┌──

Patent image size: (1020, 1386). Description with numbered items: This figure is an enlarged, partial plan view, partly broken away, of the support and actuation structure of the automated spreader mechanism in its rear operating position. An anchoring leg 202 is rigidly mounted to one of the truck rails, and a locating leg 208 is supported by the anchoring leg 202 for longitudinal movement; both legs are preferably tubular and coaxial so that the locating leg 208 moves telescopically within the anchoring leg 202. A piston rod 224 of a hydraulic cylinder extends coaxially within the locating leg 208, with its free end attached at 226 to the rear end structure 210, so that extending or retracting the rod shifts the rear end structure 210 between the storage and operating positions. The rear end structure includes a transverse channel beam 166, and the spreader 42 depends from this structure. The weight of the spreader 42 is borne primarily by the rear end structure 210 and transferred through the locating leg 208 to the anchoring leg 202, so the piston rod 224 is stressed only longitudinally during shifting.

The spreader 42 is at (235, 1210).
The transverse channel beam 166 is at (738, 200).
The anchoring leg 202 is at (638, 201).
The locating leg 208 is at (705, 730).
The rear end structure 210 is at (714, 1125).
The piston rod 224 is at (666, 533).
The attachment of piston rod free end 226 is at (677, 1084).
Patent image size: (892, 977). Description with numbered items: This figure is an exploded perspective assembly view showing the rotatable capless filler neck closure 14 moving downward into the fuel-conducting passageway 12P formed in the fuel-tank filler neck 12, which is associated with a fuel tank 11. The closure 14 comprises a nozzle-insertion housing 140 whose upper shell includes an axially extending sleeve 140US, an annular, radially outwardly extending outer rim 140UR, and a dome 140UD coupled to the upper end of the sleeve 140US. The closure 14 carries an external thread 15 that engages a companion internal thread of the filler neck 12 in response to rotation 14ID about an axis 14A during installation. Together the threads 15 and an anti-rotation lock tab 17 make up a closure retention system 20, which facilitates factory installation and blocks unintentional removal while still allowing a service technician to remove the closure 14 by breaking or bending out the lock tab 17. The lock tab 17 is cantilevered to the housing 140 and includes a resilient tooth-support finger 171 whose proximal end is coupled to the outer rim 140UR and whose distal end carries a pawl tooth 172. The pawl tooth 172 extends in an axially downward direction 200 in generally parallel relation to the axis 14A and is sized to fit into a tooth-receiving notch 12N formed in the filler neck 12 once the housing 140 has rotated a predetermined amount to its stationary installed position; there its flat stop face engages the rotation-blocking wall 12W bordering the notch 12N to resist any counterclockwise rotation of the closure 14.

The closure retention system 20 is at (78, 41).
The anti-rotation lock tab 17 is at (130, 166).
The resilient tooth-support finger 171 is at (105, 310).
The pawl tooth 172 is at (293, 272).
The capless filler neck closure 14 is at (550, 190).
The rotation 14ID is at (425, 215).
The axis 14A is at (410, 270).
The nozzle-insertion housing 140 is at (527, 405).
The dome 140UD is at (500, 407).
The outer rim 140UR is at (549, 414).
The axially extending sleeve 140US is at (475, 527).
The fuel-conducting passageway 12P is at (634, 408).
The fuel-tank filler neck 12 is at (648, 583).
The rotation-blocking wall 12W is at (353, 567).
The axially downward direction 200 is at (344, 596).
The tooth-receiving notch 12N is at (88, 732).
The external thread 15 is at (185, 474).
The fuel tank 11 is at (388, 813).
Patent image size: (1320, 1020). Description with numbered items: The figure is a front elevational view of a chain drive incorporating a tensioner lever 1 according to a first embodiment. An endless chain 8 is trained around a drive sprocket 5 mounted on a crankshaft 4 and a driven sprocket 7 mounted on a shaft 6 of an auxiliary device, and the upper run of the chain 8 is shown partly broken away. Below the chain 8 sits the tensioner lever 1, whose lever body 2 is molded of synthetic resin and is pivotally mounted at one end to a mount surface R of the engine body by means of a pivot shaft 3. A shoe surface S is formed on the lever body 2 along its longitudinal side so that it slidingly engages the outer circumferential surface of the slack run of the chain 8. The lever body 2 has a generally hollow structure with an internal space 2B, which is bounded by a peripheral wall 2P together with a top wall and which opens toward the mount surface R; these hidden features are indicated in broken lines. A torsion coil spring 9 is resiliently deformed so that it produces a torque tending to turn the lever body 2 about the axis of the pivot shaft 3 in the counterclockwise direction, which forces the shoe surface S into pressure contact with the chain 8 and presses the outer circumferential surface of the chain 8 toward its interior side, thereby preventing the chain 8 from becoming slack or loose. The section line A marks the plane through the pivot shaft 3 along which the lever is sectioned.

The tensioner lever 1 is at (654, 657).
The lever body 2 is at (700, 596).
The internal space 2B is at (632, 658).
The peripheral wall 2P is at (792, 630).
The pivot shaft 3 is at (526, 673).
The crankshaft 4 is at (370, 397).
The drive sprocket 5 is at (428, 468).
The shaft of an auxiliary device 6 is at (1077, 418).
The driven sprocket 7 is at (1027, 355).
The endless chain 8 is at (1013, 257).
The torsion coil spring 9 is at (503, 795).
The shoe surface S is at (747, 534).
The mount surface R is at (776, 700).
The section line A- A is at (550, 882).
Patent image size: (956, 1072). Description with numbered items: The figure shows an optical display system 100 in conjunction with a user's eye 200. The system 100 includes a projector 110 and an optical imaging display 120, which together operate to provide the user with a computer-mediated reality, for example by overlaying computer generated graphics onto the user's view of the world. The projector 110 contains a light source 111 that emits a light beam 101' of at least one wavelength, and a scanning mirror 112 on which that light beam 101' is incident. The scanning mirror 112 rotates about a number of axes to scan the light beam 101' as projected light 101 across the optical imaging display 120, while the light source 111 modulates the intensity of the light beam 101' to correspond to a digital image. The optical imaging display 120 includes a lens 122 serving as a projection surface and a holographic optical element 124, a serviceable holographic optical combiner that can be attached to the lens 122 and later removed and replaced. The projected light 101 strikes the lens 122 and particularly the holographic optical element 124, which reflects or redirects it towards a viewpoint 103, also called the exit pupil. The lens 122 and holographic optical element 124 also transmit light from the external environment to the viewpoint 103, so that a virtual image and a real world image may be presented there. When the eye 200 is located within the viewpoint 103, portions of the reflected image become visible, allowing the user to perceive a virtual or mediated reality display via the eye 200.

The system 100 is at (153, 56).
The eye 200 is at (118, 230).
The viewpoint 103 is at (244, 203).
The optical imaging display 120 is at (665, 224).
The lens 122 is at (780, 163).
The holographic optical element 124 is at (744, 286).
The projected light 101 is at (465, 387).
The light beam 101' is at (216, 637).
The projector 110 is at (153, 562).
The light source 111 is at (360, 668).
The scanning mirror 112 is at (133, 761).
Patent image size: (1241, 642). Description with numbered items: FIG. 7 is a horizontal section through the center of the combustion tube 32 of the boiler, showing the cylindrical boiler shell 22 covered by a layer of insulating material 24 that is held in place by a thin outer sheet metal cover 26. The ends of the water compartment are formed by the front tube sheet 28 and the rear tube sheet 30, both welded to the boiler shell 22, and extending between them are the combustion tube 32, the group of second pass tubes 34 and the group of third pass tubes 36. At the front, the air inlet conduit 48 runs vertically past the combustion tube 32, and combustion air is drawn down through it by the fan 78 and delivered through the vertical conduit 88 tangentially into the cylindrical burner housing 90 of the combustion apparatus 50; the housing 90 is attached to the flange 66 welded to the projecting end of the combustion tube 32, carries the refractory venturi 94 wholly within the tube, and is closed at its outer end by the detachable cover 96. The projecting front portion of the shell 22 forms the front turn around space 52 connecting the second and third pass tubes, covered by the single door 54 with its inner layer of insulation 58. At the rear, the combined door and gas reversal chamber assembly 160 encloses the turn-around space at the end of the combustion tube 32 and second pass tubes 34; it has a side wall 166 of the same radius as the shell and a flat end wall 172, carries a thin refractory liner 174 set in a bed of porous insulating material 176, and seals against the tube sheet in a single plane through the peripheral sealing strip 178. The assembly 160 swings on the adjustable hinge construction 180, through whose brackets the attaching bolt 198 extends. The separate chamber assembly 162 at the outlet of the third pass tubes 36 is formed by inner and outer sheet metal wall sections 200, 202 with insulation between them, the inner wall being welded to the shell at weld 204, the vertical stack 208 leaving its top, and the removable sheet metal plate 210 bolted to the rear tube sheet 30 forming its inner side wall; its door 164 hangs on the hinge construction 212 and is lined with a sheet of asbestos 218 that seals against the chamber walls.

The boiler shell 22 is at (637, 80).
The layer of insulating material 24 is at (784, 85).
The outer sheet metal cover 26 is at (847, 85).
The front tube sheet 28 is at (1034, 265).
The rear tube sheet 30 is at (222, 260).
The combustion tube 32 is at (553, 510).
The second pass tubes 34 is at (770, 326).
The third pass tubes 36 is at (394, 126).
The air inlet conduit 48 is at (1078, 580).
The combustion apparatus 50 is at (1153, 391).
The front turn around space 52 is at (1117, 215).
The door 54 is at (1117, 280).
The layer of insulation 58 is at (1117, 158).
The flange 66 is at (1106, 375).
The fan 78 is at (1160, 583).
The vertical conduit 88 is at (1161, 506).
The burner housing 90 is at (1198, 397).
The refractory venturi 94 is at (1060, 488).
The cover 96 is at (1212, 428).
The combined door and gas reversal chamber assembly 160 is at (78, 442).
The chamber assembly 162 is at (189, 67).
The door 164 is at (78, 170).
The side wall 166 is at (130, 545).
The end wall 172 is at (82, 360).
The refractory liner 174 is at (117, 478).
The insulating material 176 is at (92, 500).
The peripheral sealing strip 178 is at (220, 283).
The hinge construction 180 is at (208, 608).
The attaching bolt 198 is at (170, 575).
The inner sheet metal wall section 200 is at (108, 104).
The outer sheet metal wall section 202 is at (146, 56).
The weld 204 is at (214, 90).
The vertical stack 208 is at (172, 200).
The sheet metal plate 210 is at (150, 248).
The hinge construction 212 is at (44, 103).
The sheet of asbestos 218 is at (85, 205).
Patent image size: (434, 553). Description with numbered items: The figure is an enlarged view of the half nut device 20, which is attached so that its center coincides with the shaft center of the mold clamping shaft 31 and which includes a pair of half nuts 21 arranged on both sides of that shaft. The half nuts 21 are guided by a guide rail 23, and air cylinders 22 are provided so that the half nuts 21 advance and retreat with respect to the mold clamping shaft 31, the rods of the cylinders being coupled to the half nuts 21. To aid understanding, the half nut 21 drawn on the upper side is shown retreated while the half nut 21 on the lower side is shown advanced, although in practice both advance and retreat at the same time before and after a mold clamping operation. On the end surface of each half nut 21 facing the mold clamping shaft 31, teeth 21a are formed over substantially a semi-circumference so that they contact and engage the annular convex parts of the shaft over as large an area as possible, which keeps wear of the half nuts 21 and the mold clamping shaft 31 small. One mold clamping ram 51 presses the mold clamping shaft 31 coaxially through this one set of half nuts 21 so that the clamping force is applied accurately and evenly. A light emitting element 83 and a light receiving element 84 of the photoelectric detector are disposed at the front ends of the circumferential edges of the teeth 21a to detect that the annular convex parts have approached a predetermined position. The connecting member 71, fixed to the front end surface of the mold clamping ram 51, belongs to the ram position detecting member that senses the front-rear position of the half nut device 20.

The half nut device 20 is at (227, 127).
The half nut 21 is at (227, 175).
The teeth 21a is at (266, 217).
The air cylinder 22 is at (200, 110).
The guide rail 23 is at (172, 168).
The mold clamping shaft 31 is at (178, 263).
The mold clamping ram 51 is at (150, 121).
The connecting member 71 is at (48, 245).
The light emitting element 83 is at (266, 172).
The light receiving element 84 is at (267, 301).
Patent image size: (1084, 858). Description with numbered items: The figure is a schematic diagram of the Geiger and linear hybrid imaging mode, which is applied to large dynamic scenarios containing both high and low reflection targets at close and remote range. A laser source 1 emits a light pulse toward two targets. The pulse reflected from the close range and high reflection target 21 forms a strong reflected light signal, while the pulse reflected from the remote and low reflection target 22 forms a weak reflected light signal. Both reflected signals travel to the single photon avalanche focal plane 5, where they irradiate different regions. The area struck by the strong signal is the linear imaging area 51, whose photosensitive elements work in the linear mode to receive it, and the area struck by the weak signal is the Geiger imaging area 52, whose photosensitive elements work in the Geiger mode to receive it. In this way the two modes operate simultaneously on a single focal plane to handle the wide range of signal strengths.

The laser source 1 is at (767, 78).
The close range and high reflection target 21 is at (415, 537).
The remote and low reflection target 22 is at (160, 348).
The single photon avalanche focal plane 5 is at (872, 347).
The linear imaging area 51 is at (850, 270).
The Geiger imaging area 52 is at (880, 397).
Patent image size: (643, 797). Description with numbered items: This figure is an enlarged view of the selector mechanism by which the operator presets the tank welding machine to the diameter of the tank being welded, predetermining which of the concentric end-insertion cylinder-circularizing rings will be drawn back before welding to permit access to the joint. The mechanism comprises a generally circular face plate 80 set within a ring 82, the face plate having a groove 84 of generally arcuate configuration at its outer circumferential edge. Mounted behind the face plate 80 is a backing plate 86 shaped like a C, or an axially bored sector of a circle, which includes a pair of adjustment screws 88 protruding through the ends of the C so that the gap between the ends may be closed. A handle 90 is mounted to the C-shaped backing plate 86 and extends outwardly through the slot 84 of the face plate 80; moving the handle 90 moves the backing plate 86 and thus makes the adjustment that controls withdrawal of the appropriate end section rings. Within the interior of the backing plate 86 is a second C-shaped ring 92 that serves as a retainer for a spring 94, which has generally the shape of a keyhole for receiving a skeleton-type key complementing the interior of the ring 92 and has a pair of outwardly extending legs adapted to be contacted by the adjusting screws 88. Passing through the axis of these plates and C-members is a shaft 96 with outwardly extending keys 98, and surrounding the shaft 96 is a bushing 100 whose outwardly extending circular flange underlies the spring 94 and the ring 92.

└──

◆ EXERCISE ◆
Print the listing word for word, starting at its very first line and ending with the line that contains "The piston rod 224 is at (666, 533).".

◆ OUTPUT BELOW ◆
Patent image size: (1020, 1386). Description with numbered items: This figure is an enlarged, partial plan view, partly broken away, of the support and actuation structure of the automated spreader mechanism in its rear operating position. An anchoring leg 202 is rigidly mounted to one of the truck rails, and a locating leg 208 is supported by the anchoring leg 202 for longitudinal movement; both legs are preferably tubular and coaxial so that the locating leg 208 moves telescopically within the anchoring leg 202. A piston rod 224 of a hydraulic cylinder extends coaxially within the locating leg 208, with its free end attached at 226 to the rear end structure 210, so that extending or retracting the rod shifts the rear end structure 210 between the storage and operating positions. The rear end structure includes a transverse channel beam 166, and the spreader 42 depends from this structure. The weight of the spreader 42 is borne primarily by the rear end structure 210 and transferred through the locating leg 208 to the anchoring leg 202, so the piston rod 224 is stressed only longitudinally during shifting.

The spreader 42 is at (235, 1210).
The transverse channel beam 166 is at (738, 200).
The anchoring leg 202 is at (638, 201).
The locating leg 208 is at (705, 730).
The rear end structure 210 is at (714, 1125).
The piston rod 224 is at (666, 533).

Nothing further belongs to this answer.